## DOCUMENT EXCERPT
#####
Elana K. Arnold's (Damsel; The Question of Miracles) Red Hood is a literary and emotionally complex novel centered on gender dynamics and power.
When "once upon a time" begins, Bisou is 16 and is on her way to a dance with her kind, handsome boyfriend, James. When the dance is done, Bisou and James eagerly slip off to his car where James, for the first time, pleasures her--and Bisou, for the first time, gets her period. "You have a long relationship with blood," the narrator states, "but not your own." Mortified, Bisou runs into the woods where she is confronted by a wolf. Instinct takes over and she kills him. The next morning, Bisou learns that one of her male classmates was found dead in the woods, his wounds identical to those she inflicted on the wolf.
#####
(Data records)
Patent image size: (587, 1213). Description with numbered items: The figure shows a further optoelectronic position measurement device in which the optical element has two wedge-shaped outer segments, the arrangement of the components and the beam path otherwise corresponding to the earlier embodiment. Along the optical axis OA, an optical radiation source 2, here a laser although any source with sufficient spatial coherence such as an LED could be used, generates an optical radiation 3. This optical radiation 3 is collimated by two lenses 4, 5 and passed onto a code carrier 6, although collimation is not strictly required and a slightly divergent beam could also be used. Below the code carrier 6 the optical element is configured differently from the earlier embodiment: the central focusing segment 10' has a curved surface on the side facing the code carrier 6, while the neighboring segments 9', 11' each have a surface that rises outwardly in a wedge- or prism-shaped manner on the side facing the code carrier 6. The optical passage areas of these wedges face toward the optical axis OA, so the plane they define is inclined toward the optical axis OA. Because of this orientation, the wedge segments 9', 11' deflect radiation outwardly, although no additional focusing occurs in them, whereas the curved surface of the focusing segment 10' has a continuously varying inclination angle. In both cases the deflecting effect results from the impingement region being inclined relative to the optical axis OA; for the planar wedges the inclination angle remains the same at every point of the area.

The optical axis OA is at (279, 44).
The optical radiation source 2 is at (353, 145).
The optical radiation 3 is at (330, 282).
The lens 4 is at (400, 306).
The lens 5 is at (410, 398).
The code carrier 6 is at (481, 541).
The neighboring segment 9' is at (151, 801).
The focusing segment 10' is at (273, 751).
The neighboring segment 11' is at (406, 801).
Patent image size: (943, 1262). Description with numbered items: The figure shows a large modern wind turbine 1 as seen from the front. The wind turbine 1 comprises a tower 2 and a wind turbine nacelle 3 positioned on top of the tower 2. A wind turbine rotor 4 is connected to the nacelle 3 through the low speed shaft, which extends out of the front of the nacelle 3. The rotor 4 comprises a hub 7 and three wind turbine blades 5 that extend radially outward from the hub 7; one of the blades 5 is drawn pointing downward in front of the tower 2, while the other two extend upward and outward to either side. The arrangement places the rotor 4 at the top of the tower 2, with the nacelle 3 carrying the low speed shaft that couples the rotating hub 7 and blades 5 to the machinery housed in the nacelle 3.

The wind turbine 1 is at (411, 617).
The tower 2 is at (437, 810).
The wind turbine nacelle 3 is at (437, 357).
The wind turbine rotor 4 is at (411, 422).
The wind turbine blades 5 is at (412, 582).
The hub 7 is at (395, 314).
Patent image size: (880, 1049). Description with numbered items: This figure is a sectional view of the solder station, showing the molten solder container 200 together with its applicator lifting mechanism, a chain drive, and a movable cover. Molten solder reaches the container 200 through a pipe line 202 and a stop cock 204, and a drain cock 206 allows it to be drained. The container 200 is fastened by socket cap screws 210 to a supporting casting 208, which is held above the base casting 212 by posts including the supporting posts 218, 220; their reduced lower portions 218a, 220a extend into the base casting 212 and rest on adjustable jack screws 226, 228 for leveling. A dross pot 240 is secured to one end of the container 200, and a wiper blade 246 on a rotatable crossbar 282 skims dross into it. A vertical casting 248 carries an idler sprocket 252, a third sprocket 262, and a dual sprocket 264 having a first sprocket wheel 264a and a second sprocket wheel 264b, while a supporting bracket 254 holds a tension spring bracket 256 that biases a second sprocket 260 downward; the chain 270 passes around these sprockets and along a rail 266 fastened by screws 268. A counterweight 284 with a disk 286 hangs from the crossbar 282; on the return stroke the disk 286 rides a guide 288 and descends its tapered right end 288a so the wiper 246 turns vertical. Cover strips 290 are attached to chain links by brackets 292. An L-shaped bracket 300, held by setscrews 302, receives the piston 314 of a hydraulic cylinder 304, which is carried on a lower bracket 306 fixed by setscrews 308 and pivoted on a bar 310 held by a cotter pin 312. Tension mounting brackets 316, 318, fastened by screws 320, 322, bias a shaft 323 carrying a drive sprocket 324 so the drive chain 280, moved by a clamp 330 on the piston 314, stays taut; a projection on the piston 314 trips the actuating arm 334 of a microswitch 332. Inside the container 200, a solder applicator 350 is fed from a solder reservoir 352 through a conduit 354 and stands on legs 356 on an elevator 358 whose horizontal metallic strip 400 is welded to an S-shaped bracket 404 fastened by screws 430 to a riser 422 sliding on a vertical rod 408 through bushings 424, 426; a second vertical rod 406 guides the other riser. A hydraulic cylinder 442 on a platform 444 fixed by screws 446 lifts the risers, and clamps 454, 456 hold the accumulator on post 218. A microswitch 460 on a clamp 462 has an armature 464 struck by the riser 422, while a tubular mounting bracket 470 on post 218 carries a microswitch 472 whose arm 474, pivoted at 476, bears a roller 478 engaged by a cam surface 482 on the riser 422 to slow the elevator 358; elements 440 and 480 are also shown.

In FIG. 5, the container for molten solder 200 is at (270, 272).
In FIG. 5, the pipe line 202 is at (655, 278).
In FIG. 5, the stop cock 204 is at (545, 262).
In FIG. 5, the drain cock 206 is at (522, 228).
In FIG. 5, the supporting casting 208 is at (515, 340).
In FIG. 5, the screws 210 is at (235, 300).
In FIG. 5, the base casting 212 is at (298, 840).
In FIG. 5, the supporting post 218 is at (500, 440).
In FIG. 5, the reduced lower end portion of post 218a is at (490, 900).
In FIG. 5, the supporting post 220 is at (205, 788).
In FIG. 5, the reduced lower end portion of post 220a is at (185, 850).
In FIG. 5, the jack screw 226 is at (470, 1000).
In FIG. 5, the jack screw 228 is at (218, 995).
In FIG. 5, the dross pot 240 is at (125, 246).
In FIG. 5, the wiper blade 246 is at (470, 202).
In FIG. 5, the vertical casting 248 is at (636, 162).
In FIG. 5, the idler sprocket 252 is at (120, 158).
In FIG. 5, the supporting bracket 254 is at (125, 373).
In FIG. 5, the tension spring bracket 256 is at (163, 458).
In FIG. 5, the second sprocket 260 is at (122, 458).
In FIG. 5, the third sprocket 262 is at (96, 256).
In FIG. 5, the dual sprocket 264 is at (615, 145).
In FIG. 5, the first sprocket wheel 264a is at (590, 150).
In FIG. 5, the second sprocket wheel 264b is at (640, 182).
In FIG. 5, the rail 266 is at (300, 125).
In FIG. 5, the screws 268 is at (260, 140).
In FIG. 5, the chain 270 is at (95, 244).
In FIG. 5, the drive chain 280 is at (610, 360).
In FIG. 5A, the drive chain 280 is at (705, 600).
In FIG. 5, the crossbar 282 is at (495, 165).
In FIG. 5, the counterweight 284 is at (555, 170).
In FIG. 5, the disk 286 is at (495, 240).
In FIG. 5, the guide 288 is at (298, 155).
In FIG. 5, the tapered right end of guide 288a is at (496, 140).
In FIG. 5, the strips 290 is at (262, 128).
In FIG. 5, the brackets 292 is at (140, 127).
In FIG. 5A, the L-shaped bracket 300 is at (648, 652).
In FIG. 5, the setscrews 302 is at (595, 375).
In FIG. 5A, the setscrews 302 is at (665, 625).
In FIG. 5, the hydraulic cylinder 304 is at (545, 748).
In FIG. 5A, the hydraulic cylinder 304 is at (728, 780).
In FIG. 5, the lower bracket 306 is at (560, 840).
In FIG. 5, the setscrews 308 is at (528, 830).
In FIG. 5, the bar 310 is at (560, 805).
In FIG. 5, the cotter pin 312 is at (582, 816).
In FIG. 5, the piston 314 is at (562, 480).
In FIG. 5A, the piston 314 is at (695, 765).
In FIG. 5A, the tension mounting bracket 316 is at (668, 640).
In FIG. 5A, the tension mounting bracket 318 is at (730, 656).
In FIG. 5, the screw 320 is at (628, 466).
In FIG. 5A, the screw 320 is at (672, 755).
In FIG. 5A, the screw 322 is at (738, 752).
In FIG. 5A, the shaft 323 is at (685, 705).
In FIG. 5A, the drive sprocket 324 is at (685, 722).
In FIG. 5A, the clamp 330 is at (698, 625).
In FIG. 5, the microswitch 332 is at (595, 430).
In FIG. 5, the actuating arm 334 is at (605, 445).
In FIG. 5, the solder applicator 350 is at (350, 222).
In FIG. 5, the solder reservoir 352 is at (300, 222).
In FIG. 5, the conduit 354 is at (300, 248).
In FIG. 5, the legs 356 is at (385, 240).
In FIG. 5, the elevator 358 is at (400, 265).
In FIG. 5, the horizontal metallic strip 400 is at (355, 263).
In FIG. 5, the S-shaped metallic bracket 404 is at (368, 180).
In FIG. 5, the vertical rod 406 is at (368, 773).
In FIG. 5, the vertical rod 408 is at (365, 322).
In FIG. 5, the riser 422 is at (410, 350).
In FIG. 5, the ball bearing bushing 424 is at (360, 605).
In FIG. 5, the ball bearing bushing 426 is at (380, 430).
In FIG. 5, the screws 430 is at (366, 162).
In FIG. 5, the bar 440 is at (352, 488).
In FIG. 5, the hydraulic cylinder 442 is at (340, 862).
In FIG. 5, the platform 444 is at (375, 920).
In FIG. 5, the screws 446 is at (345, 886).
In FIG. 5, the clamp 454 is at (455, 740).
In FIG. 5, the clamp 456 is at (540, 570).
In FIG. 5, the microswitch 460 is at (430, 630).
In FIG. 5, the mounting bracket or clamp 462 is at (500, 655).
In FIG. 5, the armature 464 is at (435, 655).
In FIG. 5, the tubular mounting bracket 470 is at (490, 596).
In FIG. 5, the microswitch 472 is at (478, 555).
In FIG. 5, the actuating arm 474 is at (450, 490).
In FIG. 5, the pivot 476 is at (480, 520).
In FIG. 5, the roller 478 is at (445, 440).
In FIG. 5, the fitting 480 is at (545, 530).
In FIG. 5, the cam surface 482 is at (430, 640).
#####
## DIRECTIONS FOR THIS TASK
According to the review of Red Hood, how old is Bisou when the story begins?

## CORRECT ANSWER
She is 16.